A reportagem é de Philippe Clanché, publicada no sítio da revista Témoignage Chrétien, 08-04-2014. A tradução é de Moisés Sbardelotto.
Eis a entrevista.
O que o senhor pensa das críticas levantadas contra essa filósofa?
Eu não li os seus textos. Ouvi dizer que o seu livro La Politique de l'individu (Seuil) é um válido livro de filosofia política sobre os excessos da individualização e do esquecimento dos valores da solidariedade na nossa sociedade comercial. O tom é o de muitos filósofos amplamente acolhidos nos ambientes católicos, como Marcel Gauchet. Tudo o que eu li sobre o "gênero" me dá a impressão de ideias bastante vagas e maleáveis. Mesmo os seus autores evoluem. Não se trata de uma teoria imutável.

◆ **INFORMAÇÕES FORNECIDAS**:

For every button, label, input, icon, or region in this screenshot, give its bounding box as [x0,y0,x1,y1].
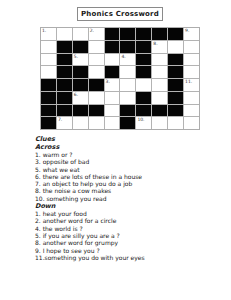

◆ **PROBLEMAS E TAREFAS**:
**a)** Como fica em inglês esta frase da entrevista: «Tudo o que eu li sobre o "gênero" me dá a impressão de ideias bastante vagas e maleáveis.»?
**b)** Você pode estender a entrevista, retomando-a logo depois da última frase da resposta do entrevistado?
Os dados não têm nenhum papel nesta atividade.

◆ **AS RESPOSTAS**:
**a)** Everything I have read about "gender" gives me the impression of rather vague and malleable ideas.

**b)**
O que significa esse ataque dos ultracatólicos?
Estamos em plena guerrilha ideológica, e recuso-me a entrar nela. Assim como eu digo não aos discursos "sociologizantes" que reduzem o cristianismo a nada, eu recuso a instrumentalização ideológica de um catolicismo que não é verdadeiramente cristão. Duas interpretações do cristianismo se contrapõem. Ou Deus é o antimal, e o campo do bem faz guerra no campo do diabo; e Deus é mais o ditador supremo do que o pai do filho pródigo. Ou acreditamos que "Deus enviou o seu Filho ao mundo, não para condenar o mundo, e sim para que o mundo seja salvo por meio dele" (Jo 3, 17). Em relação a algumas pessoas que reivindicam um catolicismo duro, implacável, intransigente, não temos o mesmo Deus. É preciso admitir isso.
O que o senhor pensa da decisão de cancelar essa intervenção?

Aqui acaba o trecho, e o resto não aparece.